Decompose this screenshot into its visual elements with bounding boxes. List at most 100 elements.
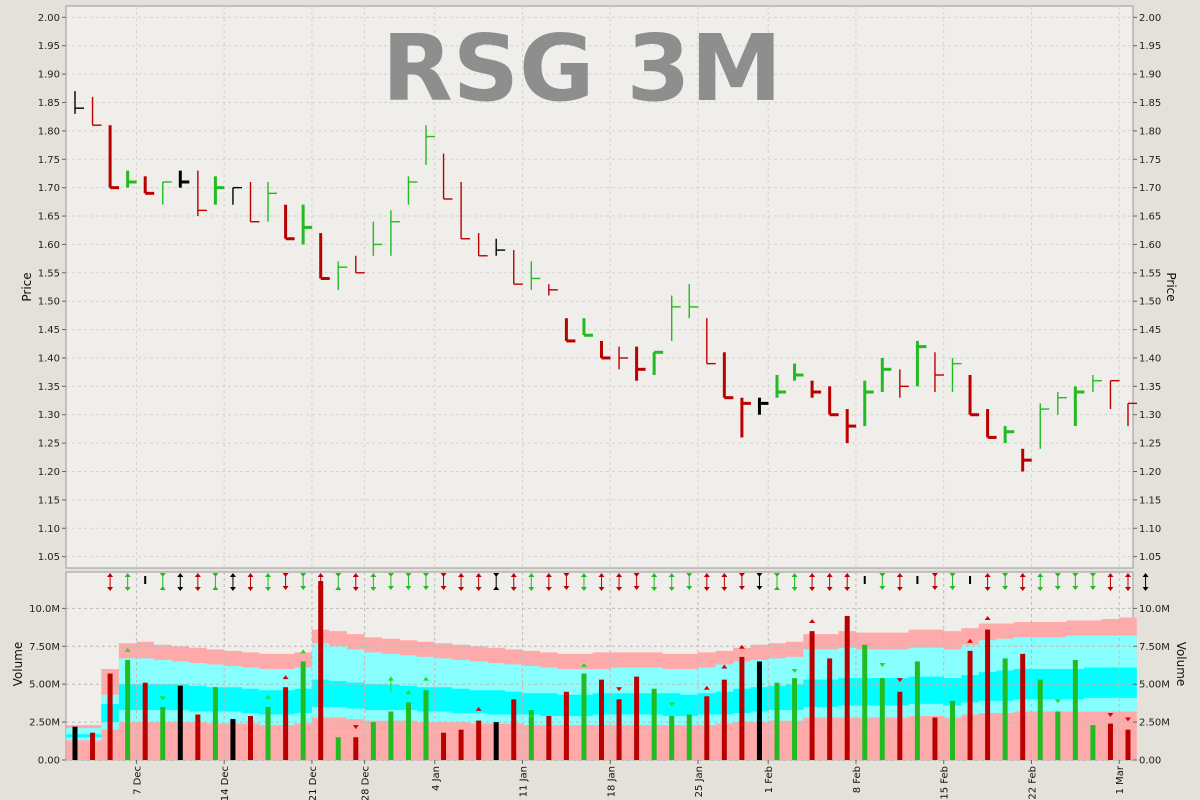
volume-bar [353,737,359,760]
ohlc-bar [986,409,997,439]
direction-marker [510,573,517,591]
marker-down-arrow [633,586,640,590]
ohlc-bar [460,181,471,240]
ohlc-bar [407,176,418,205]
direction-marker [124,573,131,591]
price-tick-label: 1.90 [38,70,60,81]
volume-bar [1002,658,1008,760]
price-tick-label: 1.05 [1139,552,1161,563]
ohlc-bar [213,176,225,205]
marker-down-arrow [440,573,447,577]
price-tick-label: 1.65 [1139,212,1161,223]
price-axis-label-left: Price [20,272,34,301]
ohlc-bar [1109,379,1120,410]
marker-down-arrow [300,586,307,590]
marker-down-arrow [335,573,342,577]
marker-down-arrow [931,573,938,577]
ohlc-bar [162,181,172,205]
volume-bar [704,696,710,760]
marker-down-arrow [493,573,500,577]
chart-title: RSG 3M [382,15,782,122]
volume-tick-label: 5.00M [29,680,60,691]
marker-up-arrow [229,573,236,577]
marker-up-arrow [791,573,798,577]
volume-signal [563,691,570,696]
volume-bar [423,690,429,760]
marker-down-arrow [229,587,236,591]
price-tick-label: 1.80 [38,126,60,137]
marker-up-arrow [580,662,587,667]
direction-marker [1002,573,1009,590]
volume-signal [1125,717,1131,722]
price-tick-label: 1.15 [1139,495,1161,506]
ohlc-bar [671,295,681,341]
marker-up-arrow [458,573,465,577]
direction-marker [423,573,429,590]
marker-up-arrow [1019,573,1026,577]
price-tick-label: 1.70 [1139,183,1161,194]
volume-panel: 10.0M 10.0M 7.50M 7.50M 5.00M 5.00M 2.50M 2.50M… [11,571,1188,800]
volume-bar [388,711,394,760]
marker-down-arrow [633,573,640,577]
price-tick-label: 1.95 [1139,41,1161,52]
direction-marker [931,573,938,590]
direction-marker [107,573,114,591]
marker-down-arrow [563,573,570,577]
volume-bar [405,702,411,760]
price-tick-label: 1.65 [38,212,60,223]
direction-marker [791,573,798,591]
ohlc-bar [390,210,400,256]
marker-up-arrow [809,619,816,623]
price-tick-label: 1.80 [1139,126,1161,137]
price-tick-label: 1.75 [38,155,60,166]
ohlc-bar [652,350,664,375]
marker-down-arrow [756,586,763,590]
price-tick-label: 1.40 [38,353,60,364]
marker-down-arrow [738,573,745,577]
direction-marker [826,573,833,591]
marker-down-arrow [686,573,693,577]
direction-marker [580,573,587,591]
direction-marker [686,573,693,590]
marker-down-arrow [1125,587,1131,591]
date-tick-label: 22 Feb [1027,766,1038,800]
marker-down-arrow [616,587,623,591]
marker-down-arrow [124,587,131,591]
volume-grid [66,572,1133,761]
volume-bar [739,656,745,760]
volume-tick-label: 0.00 [1139,756,1161,767]
volume-bar [72,726,78,760]
marker-up-arrow [317,573,324,577]
marker-up-arrow [423,676,429,681]
direction-marker [651,573,658,591]
volume-bars [72,581,1131,760]
ohlc-bar [968,374,980,417]
volume-bar [125,659,131,760]
marker-down-arrow [528,587,535,591]
date-tick-label: 4 Jan [431,766,442,791]
volume-signal [967,638,974,643]
marker-up-arrow [668,573,675,577]
volume-bar [967,650,973,760]
price-tick-label: 1.10 [38,524,60,535]
direction-marker [247,573,254,591]
marker-down-arrow [475,587,482,591]
marker-up-arrow [107,573,114,577]
direction-marker [896,573,903,591]
marker-up-arrow [493,586,500,590]
marker-up-arrow [475,573,482,577]
ohlc-bar [1021,448,1032,472]
marker-up-arrow [247,573,254,577]
direction-marker [440,573,447,590]
ohlc-bar [757,397,769,415]
marker-up-arrow [721,664,728,669]
volume-bar [160,706,166,760]
marker-down-arrow [423,573,429,577]
price-tick-label: 1.50 [1139,297,1161,308]
marker-down-arrow [1002,573,1009,577]
volume-bar [230,719,236,760]
marker-down-arrow [370,587,377,591]
price-tick-label: 1.20 [38,467,60,478]
direction-marker [1107,573,1114,591]
marker-down-arrow [791,587,798,591]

════════════════════

**PROBLEM**
Revise the records above by replacing every occurrence of "ohlc-bar" with "candlestick", changing nothing else, and omit the pictures from your answer.

**THE RESULT**
Decompose this screenshot into its visual elements with bounding boxes. List at most 100 elements.
volume-bar [353,737,359,760]
candlestick [986,409,997,439]
direction-marker [510,573,517,591]
marker-down-arrow [633,586,640,590]
candlestick [460,181,471,240]
candlestick [407,176,418,205]
direction-marker [124,573,131,591]
price-tick-label: 1.90 [38,70,60,81]
volume-bar [1002,658,1008,760]
price-tick-label: 1.05 [1139,552,1161,563]
candlestick [213,176,225,205]
marker-down-arrow [440,573,447,577]
price-tick-label: 1.65 [1139,212,1161,223]
price-axis-label-left: Price [20,272,34,301]
candlestick [1109,379,1120,410]
marker-down-arrow [300,586,307,590]
marker-down-arrow [335,573,342,577]
marker-down-arrow [931,573,938,577]
candlestick [162,181,172,205]
volume-bar [704,696,710,760]
marker-down-arrow [493,573,500,577]
chart-title: RSG 3M [382,15,782,122]
volume-tick-label: 5.00M [29,680,60,691]
marker-up-arrow [229,573,236,577]
marker-up-arrow [791,573,798,577]
volume-signal [563,691,570,696]
volume-bar [423,690,429,760]
marker-down-arrow [229,587,236,591]
price-tick-label: 1.80 [38,126,60,137]
marker-up-arrow [580,662,587,667]
direction-marker [1002,573,1009,590]
volume-signal [1125,717,1131,722]
price-tick-label: 1.15 [1139,495,1161,506]
candlestick [671,295,681,341]
marker-up-arrow [458,573,465,577]
direction-marker [423,573,429,590]
marker-up-arrow [1019,573,1026,577]
price-tick-label: 1.70 [1139,183,1161,194]
volume-panel: 10.0M 10.0M 7.50M 7.50M 5.00M 5.00M 2.50M 2.50M… [11,571,1188,800]
volume-bar [388,711,394,760]
marker-down-arrow [633,573,640,577]
price-tick-label: 1.95 [1139,41,1161,52]
direction-marker [931,573,938,590]
direction-marker [107,573,114,591]
marker-down-arrow [563,573,570,577]
volume-bar [405,702,411,760]
price-tick-label: 1.65 [38,212,60,223]
direction-marker [791,573,798,591]
candlestick [390,210,400,256]
marker-up-arrow [809,619,816,623]
price-tick-label: 1.80 [1139,126,1161,137]
price-tick-label: 1.75 [38,155,60,166]
candlestick [652,350,664,375]
marker-down-arrow [756,586,763,590]
price-tick-label: 1.40 [38,353,60,364]
marker-down-arrow [738,573,745,577]
direction-marker [826,573,833,591]
marker-down-arrow [686,573,693,577]
direction-marker [580,573,587,591]
direction-marker [686,573,693,590]
marker-down-arrow [1125,587,1131,591]
date-tick-label: 22 Feb [1027,766,1038,800]
marker-down-arrow [616,587,623,591]
marker-down-arrow [124,587,131,591]
volume-grid [66,572,1133,761]
volume-bar [739,656,745,760]
volume-tick-label: 0.00 [1139,756,1161,767]
volume-bar [72,726,78,760]
marker-up-arrow [317,573,324,577]
marker-up-arrow [423,676,429,681]
direction-marker [651,573,658,591]
volume-bars [72,581,1131,760]
candlestick [968,374,980,417]
volume-bar [125,659,131,760]
marker-down-arrow [528,587,535,591]
date-tick-label: 4 Jan [431,766,442,791]
volume-signal [967,638,974,643]
marker-up-arrow [668,573,675,577]
volume-bar [967,650,973,760]
price-tick-label: 1.10 [38,524,60,535]
direction-marker [247,573,254,591]
marker-down-arrow [475,587,482,591]
marker-up-arrow [107,573,114,577]
direction-marker [896,573,903,591]
marker-up-arrow [493,586,500,590]
marker-up-arrow [475,573,482,577]
candlestick [1021,448,1032,472]
marker-up-arrow [247,573,254,577]
direction-marker [440,573,447,590]
candlestick [757,397,769,415]
marker-up-arrow [721,664,728,669]
volume-bar [160,706,166,760]
marker-down-arrow [423,573,429,577]
price-tick-label: 1.50 [1139,297,1161,308]
marker-down-arrow [1002,573,1009,577]
volume-bar [230,719,236,760]
marker-down-arrow [370,587,377,591]
price-tick-label: 1.20 [38,467,60,478]
direction-marker [1107,573,1114,591]
marker-down-arrow [791,587,798,591]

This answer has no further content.